Data for this exercise:

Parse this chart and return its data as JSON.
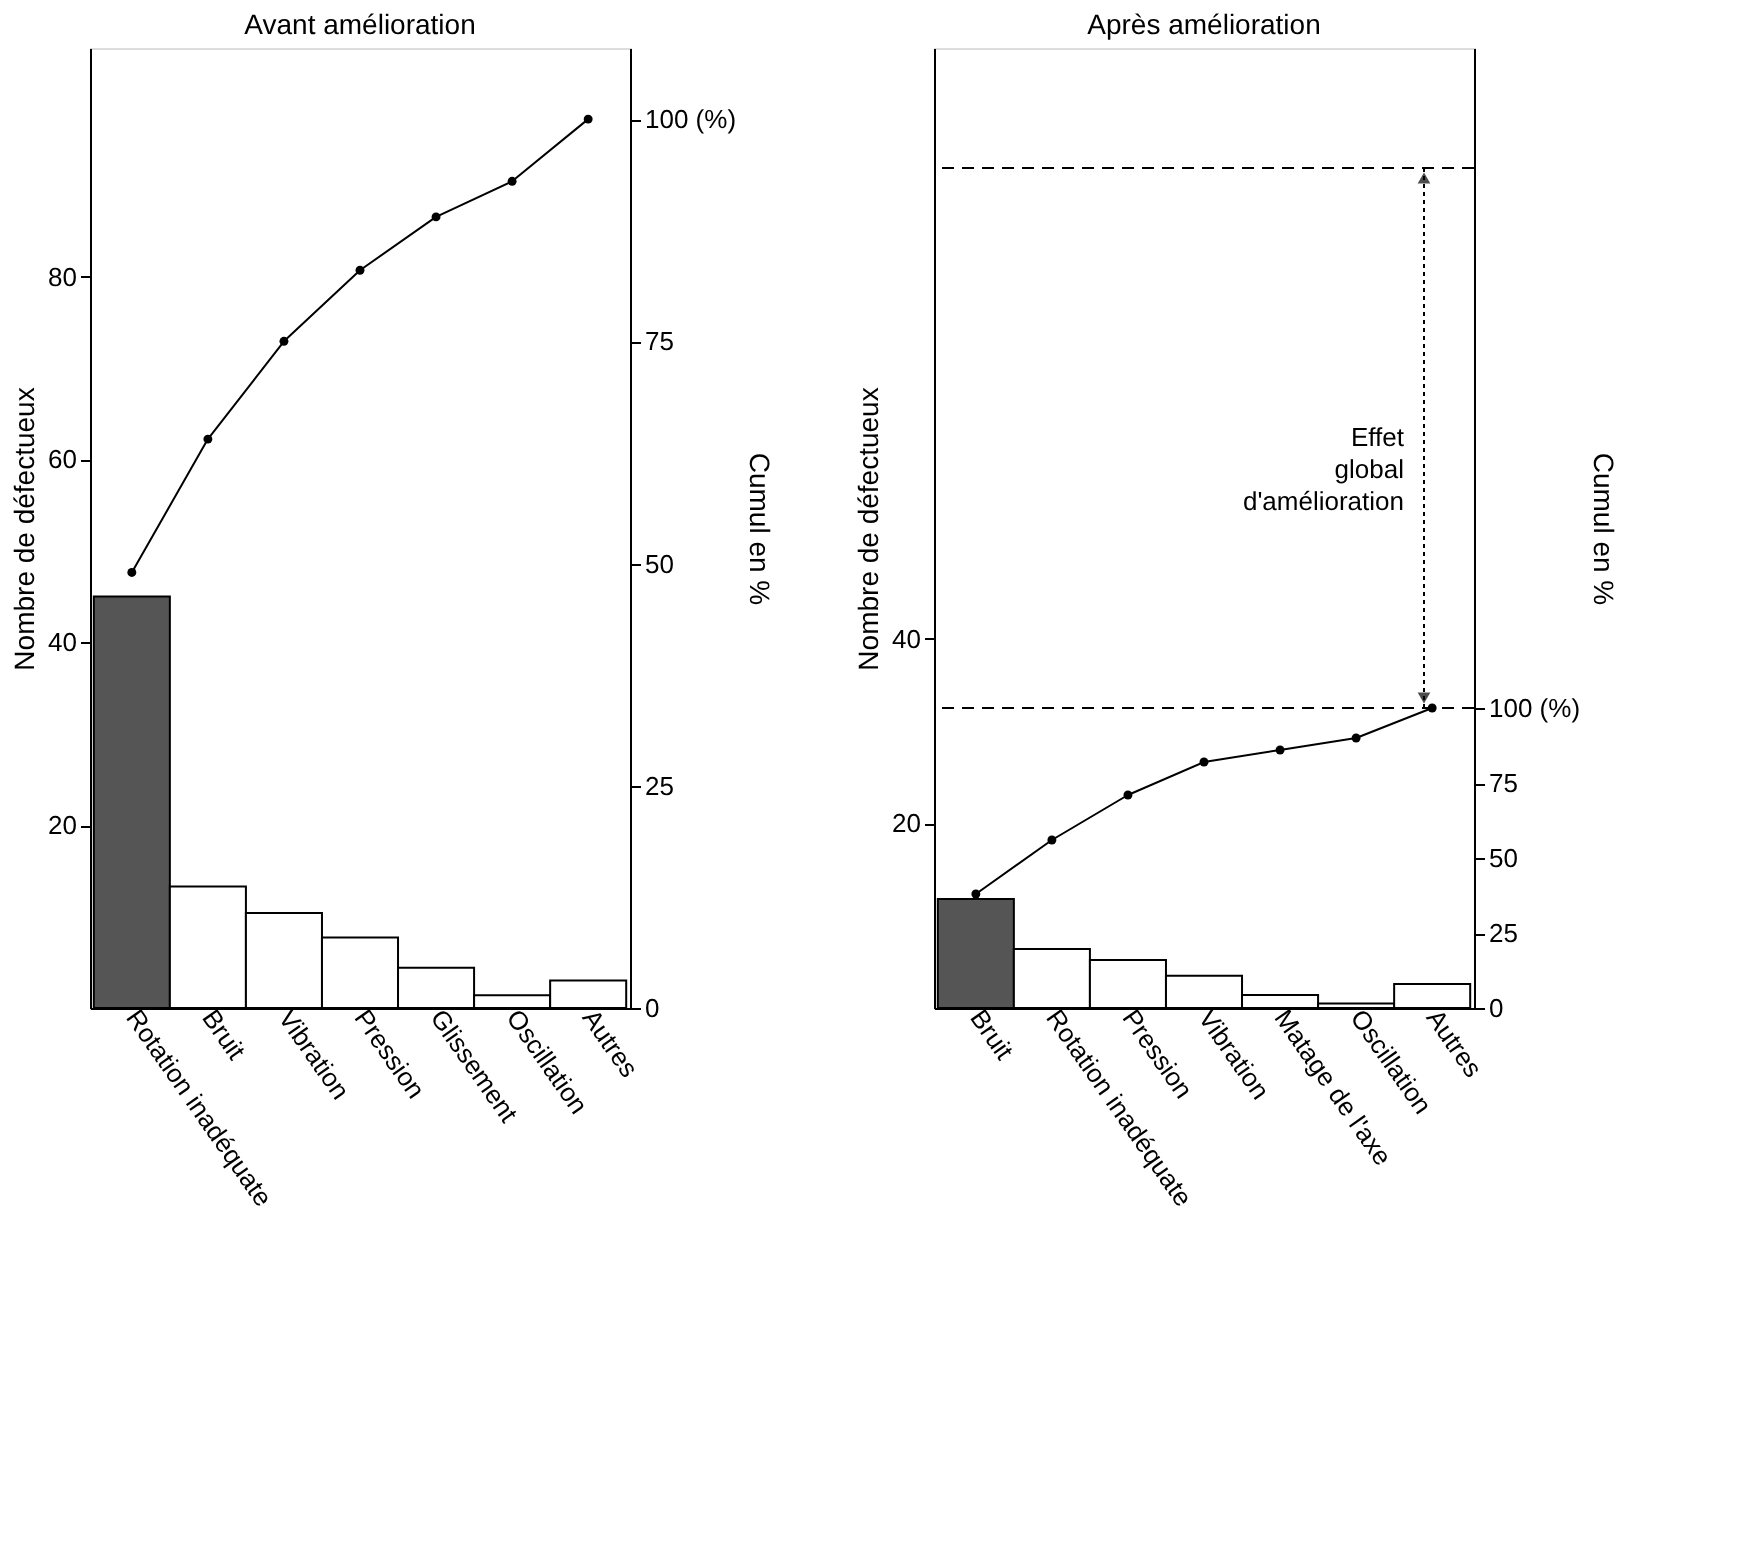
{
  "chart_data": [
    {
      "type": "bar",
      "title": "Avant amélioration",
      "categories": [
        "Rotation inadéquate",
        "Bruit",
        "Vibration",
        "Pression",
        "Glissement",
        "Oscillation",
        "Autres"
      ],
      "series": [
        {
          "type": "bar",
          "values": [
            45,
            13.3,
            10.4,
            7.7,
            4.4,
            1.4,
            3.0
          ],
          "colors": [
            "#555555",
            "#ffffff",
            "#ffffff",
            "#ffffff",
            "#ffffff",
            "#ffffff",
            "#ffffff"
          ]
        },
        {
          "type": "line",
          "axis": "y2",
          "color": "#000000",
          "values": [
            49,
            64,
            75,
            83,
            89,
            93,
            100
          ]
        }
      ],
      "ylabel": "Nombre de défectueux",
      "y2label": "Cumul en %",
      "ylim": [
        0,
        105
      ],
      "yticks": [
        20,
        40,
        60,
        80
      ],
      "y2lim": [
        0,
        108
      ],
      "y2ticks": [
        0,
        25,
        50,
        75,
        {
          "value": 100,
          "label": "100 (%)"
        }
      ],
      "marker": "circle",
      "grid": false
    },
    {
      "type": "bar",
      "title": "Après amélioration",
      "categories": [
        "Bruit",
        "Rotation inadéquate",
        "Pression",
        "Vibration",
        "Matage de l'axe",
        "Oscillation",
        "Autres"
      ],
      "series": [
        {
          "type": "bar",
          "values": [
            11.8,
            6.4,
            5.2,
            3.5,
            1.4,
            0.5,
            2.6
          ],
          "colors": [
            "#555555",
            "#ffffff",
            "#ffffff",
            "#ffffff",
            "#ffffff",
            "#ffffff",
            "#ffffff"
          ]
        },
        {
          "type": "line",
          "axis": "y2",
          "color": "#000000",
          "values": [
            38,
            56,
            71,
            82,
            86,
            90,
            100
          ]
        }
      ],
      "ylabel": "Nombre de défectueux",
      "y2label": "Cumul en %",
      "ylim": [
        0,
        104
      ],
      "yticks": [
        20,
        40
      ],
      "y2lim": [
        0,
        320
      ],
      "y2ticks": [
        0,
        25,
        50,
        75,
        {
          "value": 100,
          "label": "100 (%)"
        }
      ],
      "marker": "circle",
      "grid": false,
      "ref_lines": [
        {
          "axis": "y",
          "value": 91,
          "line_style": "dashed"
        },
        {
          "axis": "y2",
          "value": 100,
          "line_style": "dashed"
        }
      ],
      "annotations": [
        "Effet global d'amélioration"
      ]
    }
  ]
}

Aim of the exercise: Reproduce the material word for word. Any pictures should be left out of the copy.

Finished task:
Parse this chart and return its data as JSON.
{
  "chart_data": [
    {
      "type": "bar",
      "title": "Avant amélioration",
      "categories": [
        "Rotation inadéquate",
        "Bruit",
        "Vibration",
        "Pression",
        "Glissement",
        "Oscillation",
        "Autres"
      ],
      "series": [
        {
          "type": "bar",
          "values": [
            45,
            13.3,
            10.4,
            7.7,
            4.4,
            1.4,
            3.0
          ],
          "colors": [
            "#555555",
            "#ffffff",
            "#ffffff",
            "#ffffff",
            "#ffffff",
            "#ffffff",
            "#ffffff"
          ]
        },
        {
          "type": "line",
          "axis": "y2",
          "color": "#000000",
          "values": [
            49,
            64,
            75,
            83,
            89,
            93,
            100
          ]
        }
      ],
      "ylabel": "Nombre de défectueux",
      "y2label": "Cumul en %",
      "ylim": [
        0,
        105
      ],
      "yticks": [
        20,
        40,
        60,
        80
      ],
      "y2lim": [
        0,
        108
      ],
      "y2ticks": [
        0,
        25,
        50,
        75,
        {
          "value": 100,
          "label": "100 (%)"
        }
      ],
      "marker": "circle",
      "grid": false
    },
    {
      "type": "bar",
      "title": "Après amélioration",
      "categories": [
        "Bruit",
        "Rotation inadéquate",
        "Pression",
        "Vibration",
        "Matage de l'axe",
        "Oscillation",
        "Autres"
      ],
      "series": [
        {
          "type": "bar",
          "values": [
            11.8,
            6.4,
            5.2,
            3.5,
            1.4,
            0.5,
            2.6
          ],
          "colors": [
            "#555555",
            "#ffffff",
            "#ffffff",
            "#ffffff",
            "#ffffff",
            "#ffffff",
            "#ffffff"
          ]
        },
        {
          "type": "line",
          "axis": "y2",
          "color": "#000000",
          "values": [
            38,
            56,
            71,
            82,
            86,
            90,
            100
          ]
        }
      ],
      "ylabel": "Nombre de défectueux",
      "y2label": "Cumul en %",
      "ylim": [
        0,
        104
      ],
      "yticks": [
        20,
        40
      ],
      "y2lim": [
        0,
        320
      ],
      "y2ticks": [
        0,
        25,
        50,
        75,
        {
          "value": 100,
          "label": "100 (%)"
        }
      ],
      "marker": "circle",
      "grid": false,
      "ref_lines": [
        {
          "axis": "y",
          "value": 91,
          "line_style": "dashed"
        },
        {
          "axis": "y2",
          "value": 100,
          "line_style": "dashed"
        }
      ],
      "annotations": [
        "Effet global d'amélioration"
      ]
    }
  ]
}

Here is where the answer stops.